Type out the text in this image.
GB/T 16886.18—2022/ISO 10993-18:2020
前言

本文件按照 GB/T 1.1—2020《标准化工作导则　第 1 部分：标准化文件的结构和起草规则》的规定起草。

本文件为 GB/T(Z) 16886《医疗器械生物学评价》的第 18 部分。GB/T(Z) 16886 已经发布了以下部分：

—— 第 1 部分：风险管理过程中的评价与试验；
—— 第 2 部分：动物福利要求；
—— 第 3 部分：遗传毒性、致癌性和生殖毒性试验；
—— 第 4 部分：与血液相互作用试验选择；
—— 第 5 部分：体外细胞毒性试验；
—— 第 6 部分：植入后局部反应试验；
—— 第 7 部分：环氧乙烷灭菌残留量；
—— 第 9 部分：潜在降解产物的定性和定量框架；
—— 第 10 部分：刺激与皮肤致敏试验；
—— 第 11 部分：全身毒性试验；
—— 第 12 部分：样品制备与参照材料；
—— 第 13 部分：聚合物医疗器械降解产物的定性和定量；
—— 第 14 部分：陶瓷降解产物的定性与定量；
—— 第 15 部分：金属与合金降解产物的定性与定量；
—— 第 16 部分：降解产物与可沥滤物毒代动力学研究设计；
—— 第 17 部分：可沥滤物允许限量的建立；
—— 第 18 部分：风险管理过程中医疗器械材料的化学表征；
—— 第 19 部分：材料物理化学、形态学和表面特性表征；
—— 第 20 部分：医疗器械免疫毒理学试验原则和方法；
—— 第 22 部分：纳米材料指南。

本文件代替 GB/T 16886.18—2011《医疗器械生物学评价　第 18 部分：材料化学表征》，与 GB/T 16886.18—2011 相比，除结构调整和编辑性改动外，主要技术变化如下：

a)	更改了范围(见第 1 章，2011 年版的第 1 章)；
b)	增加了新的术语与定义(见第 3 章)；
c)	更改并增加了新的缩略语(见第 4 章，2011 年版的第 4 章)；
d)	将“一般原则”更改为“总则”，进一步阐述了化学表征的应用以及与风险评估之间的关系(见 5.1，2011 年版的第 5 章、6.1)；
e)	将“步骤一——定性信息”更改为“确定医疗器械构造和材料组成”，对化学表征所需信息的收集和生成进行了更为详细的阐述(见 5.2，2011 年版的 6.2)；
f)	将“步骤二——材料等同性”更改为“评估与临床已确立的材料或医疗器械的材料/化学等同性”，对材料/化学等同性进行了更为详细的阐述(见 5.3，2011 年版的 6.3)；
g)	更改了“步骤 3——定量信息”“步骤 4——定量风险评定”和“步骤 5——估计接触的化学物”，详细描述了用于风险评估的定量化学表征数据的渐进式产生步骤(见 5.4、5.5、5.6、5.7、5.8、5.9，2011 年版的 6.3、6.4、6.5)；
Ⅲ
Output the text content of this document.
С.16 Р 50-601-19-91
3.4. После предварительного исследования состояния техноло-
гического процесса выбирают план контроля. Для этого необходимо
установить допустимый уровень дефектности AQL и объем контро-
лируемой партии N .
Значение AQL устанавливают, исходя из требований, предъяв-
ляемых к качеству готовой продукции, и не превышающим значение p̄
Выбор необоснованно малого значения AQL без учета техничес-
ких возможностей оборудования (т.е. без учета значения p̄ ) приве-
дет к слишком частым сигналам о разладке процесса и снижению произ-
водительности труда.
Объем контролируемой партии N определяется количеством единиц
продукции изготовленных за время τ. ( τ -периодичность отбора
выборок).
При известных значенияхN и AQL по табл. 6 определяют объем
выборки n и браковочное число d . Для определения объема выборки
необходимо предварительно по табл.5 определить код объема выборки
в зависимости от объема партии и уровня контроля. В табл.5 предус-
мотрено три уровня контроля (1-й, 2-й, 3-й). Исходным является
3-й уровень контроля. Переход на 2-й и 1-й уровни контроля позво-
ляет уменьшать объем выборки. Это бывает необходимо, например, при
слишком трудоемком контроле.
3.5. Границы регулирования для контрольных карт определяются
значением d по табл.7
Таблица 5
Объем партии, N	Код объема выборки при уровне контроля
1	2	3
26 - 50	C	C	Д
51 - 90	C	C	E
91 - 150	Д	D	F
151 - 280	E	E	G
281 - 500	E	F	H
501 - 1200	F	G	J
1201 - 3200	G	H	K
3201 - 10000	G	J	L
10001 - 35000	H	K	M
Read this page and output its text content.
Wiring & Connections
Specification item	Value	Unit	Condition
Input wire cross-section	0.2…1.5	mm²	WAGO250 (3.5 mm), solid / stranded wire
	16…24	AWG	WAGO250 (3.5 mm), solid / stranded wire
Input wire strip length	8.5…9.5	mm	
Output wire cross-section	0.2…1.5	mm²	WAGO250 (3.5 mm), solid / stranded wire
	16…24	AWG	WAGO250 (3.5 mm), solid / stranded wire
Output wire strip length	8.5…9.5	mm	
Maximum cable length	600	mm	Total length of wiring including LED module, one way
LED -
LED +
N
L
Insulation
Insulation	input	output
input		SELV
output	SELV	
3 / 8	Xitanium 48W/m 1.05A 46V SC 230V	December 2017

- - -

Go through the material above and copy each line that has the word "stranded".

Input wire cross-section	0.2…1.5	mm²	WAGO250 (3.5 mm), solid / stranded wire
	16…24	AWG	WAGO250 (3.5 mm), solid / stranded wire
Output wire cross-section	0.2…1.5	mm²	WAGO250 (3.5 mm), solid / stranded wire
	16…24	AWG	WAGO250 (3.5 mm), solid / stranded wire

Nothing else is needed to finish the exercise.